- _Task to complete_:
Please print all of the material below, word for word.

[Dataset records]

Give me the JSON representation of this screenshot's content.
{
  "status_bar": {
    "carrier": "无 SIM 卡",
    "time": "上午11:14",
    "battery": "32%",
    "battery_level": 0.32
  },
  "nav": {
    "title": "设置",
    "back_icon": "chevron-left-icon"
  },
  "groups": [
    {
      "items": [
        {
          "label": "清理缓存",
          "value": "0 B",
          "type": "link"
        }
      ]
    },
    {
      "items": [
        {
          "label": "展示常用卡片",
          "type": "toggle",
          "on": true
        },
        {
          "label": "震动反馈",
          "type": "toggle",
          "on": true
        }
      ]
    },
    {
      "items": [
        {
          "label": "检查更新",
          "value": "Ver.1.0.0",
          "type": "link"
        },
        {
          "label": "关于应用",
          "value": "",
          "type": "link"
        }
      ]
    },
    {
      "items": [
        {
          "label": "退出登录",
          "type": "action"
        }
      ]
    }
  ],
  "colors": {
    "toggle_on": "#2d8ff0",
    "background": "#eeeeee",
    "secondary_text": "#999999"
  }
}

- _The output_:
Give me the JSON representation of this screenshot's content.
{
  "status_bar": {
    "carrier": "无 SIM 卡",
    "time": "上午11:14",
    "battery": "32%",
    "battery_level": 0.32
  },
  "nav": {
    "title": "设置",
    "back_icon": "chevron-left-icon"
  },
  "groups": [
    {
      "items": [
        {
          "label": "清理缓存",
          "value": "0 B",
          "type": "link"
        }
      ]
    },
    {
      "items": [
        {
          "label": "展示常用卡片",
          "type": "toggle",
          "on": true
        },
        {
          "label": "震动反馈",
          "type": "toggle",
          "on": true
        }
      ]
    },
    {
      "items": [
        {
          "label": "检查更新",
          "value": "Ver.1.0.0",
          "type": "link"
        },
        {
          "label": "关于应用",
          "value": "",
          "type": "link"
        }
      ]
    },
    {
      "items": [
        {
          "label": "退出登录",
          "type": "action"
        }
      ]
    }
  ],
  "colors": {
    "toggle_on": "#2d8ff0",
    "background": "#eeeeee",
    "secondary_text": "#999999"
  }
}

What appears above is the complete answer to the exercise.